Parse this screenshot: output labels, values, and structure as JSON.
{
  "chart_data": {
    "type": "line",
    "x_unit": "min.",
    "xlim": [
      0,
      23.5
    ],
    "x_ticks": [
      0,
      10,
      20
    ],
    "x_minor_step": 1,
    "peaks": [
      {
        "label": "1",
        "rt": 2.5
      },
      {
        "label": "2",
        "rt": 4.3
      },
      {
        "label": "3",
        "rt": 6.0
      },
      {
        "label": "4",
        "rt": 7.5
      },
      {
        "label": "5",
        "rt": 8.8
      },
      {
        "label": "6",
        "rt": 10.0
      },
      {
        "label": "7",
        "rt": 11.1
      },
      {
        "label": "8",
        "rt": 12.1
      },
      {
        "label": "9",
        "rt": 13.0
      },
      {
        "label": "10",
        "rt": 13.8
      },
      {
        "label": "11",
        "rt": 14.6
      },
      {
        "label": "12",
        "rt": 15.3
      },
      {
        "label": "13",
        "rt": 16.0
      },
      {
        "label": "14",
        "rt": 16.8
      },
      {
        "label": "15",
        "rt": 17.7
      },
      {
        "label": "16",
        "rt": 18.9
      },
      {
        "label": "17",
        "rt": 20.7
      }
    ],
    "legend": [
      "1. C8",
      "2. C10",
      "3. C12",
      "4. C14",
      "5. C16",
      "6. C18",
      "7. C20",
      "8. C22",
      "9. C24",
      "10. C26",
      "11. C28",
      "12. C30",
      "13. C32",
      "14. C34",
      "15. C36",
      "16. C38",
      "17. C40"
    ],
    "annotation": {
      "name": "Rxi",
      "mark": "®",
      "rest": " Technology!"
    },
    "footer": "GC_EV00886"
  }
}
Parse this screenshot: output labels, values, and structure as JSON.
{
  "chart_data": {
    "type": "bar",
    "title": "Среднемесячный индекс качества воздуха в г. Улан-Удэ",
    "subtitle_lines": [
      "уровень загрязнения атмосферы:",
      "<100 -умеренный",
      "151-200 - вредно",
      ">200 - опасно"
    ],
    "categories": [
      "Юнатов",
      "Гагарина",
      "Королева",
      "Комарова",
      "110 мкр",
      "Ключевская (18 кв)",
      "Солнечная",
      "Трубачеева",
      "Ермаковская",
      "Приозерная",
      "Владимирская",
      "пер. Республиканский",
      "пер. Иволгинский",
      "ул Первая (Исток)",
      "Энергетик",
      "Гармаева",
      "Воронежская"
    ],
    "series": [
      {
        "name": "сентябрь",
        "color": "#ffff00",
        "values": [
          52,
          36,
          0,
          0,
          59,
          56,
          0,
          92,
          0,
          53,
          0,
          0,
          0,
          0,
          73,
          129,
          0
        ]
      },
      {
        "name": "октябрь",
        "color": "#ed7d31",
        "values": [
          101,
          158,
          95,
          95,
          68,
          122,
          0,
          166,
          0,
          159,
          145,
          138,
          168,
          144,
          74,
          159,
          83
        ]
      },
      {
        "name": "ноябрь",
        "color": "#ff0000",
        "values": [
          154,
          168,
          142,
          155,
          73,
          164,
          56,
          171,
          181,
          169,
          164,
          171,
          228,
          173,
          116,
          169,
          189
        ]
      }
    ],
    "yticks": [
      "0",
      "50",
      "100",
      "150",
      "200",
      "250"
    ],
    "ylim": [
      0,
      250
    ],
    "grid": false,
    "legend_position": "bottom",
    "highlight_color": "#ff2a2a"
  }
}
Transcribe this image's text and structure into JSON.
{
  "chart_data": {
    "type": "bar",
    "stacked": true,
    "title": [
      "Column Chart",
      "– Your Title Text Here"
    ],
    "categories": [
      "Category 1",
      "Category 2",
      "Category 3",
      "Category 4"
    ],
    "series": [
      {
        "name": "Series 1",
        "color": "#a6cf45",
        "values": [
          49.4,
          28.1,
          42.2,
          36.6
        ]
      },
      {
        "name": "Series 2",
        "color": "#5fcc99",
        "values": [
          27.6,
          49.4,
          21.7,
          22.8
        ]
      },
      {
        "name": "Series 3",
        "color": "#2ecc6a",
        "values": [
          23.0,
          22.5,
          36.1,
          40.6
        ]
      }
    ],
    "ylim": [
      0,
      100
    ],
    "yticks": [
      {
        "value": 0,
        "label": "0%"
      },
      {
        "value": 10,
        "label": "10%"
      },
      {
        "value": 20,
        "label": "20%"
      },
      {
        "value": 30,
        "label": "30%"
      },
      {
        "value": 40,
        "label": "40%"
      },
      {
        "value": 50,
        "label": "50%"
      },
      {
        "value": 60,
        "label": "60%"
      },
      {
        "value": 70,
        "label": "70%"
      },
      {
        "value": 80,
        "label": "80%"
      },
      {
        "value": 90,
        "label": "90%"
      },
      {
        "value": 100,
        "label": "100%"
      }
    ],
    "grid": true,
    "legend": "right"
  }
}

****

## Exercise objective
Print back all the lines verbatim.

## Solution to this task
Parse this screenshot: output labels, values, and structure as JSON.
{
  "chart_data": {
    "type": "line",
    "x_unit": "min.",
    "xlim": [
      0,
      23.5
    ],
    "x_ticks": [
      0,
      10,
      20
    ],
    "x_minor_step": 1,
    "peaks": [
      {
        "label": "1",
        "rt": 2.5
      },
      {
        "label": "2",
        "rt": 4.3
      },
      {
        "label": "3",
        "rt": 6.0
      },
      {
        "label": "4",
        "rt": 7.5
      },
      {
        "label": "5",
        "rt": 8.8
      },
      {
        "label": "6",
        "rt": 10.0
      },
      {
        "label": "7",
        "rt": 11.1
      },
      {
        "label": "8",
        "rt": 12.1
      },
      {
        "label": "9",
        "rt": 13.0
      },
      {
        "label": "10",
        "rt": 13.8
      },
      {
        "label": "11",
        "rt": 14.6
      },
      {
        "label": "12",
        "rt": 15.3
      },
      {
        "label": "13",
        "rt": 16.0
      },
      {
        "label": "14",
        "rt": 16.8
      },
      {
        "label": "15",
        "rt": 17.7
      },
      {
        "label": "16",
        "rt": 18.9
      },
      {
        "label": "17",
        "rt": 20.7
      }
    ],
    "legend": [
      "1. C8",
      "2. C10",
      "3. C12",
      "4. C14",
      "5. C16",
      "6. C18",
      "7. C20",
      "8. C22",
      "9. C24",
      "10. C26",
      "11. C28",
      "12. C30",
      "13. C32",
      "14. C34",
      "15. C36",
      "16. C38",
      "17. C40"
    ],
    "annotation": {
      "name": "Rxi",
      "mark": "®",
      "rest": " Technology!"
    },
    "footer": "GC_EV00886"
  }
}
Parse this screenshot: output labels, values, and structure as JSON.
{
  "chart_data": {
    "type": "bar",
    "title": "Среднемесячный индекс качества воздуха в г. Улан-Удэ",
    "subtitle_lines": [
      "уровень загрязнения атмосферы:",
      "<100 -умеренный",
      "151-200 - вредно",
      ">200 - опасно"
    ],
    "categories": [
      "Юнатов",
      "Гагарина",
      "Королева",
      "Комарова",
      "110 мкр",
      "Ключевская (18 кв)",
      "Солнечная",
      "Трубачеева",
      "Ермаковская",
      "Приозерная",
      "Владимирская",
      "пер. Республиканский",
      "пер. Иволгинский",
      "ул Первая (Исток)",
      "Энергетик",
      "Гармаева",
      "Воронежская"
    ],
    "series": [
      {
        "name": "сентябрь",
        "color": "#ffff00",
        "values": [
          52,
          36,
          0,
          0,
          59,
          56,
          0,
          92,
          0,
          53,
          0,
          0,
          0,
          0,
          73,
          129,
          0
        ]
      },
      {
        "name": "октябрь",
        "color": "#ed7d31",
        "values": [
          101,
          158,
          95,
          95,
          68,
          122,
          0,
          166,
          0,
          159,
          145,
          138,
          168,
          144,
          74,
          159,
          83
        ]
      },
      {
        "name": "ноябрь",
        "color": "#ff0000",
        "values": [
          154,
          168,
          142,
          155,
          73,
          164,
          56,
          171,
          181,
          169,
          164,
          171,
          228,
          173,
          116,
          169,
          189
        ]
      }
    ],
    "yticks": [
      "0",
      "50",
      "100",
      "150",
      "200",
      "250"
    ],
    "ylim": [
      0,
      250
    ],
    "grid": false,
    "legend_position": "bottom",
    "highlight_color": "#ff2a2a"
  }
}
Transcribe this image's text and structure into JSON.
{
  "chart_data": {
    "type": "bar",
    "stacked": true,
    "title": [
      "Column Chart",
      "– Your Title Text Here"
    ],
    "categories": [
      "Category 1",
      "Category 2",
      "Category 3",
      "Category 4"
    ],
    "series": [
      {
        "name": "Series 1",
        "color": "#a6cf45",
        "values": [
          49.4,
          28.1,
          42.2,
          36.6
        ]
      },
      {
        "name": "Series 2",
        "color": "#5fcc99",
        "values": [
          27.6,
          49.4,
          21.7,
          22.8
        ]
      },
      {
        "name": "Series 3",
        "color": "#2ecc6a",
        "values": [
          23.0,
          22.5,
          36.1,
          40.6
        ]
      }
    ],
    "ylim": [
      0,
      100
    ],
    "yticks": [
      {
        "value": 0,
        "label": "0%"
      },
      {
        "value": 10,
        "label": "10%"
      },
      {
        "value": 20,
        "label": "20%"
      },
      {
        "value": 30,
        "label": "30%"
      },
      {
        "value": 40,
        "label": "40%"
      },
      {
        "value": 50,
        "label": "50%"
      },
      {
        "value": 60,
        "label": "60%"
      },
      {
        "value": 70,
        "label": "70%"
      },
      {
        "value": 80,
        "label": "80%"
      },
      {
        "value": 90,
        "label": "90%"
      },
      {
        "value": 100,
        "label": "100%"
      }
    ],
    "grid": true,
    "legend": "right"
  }
}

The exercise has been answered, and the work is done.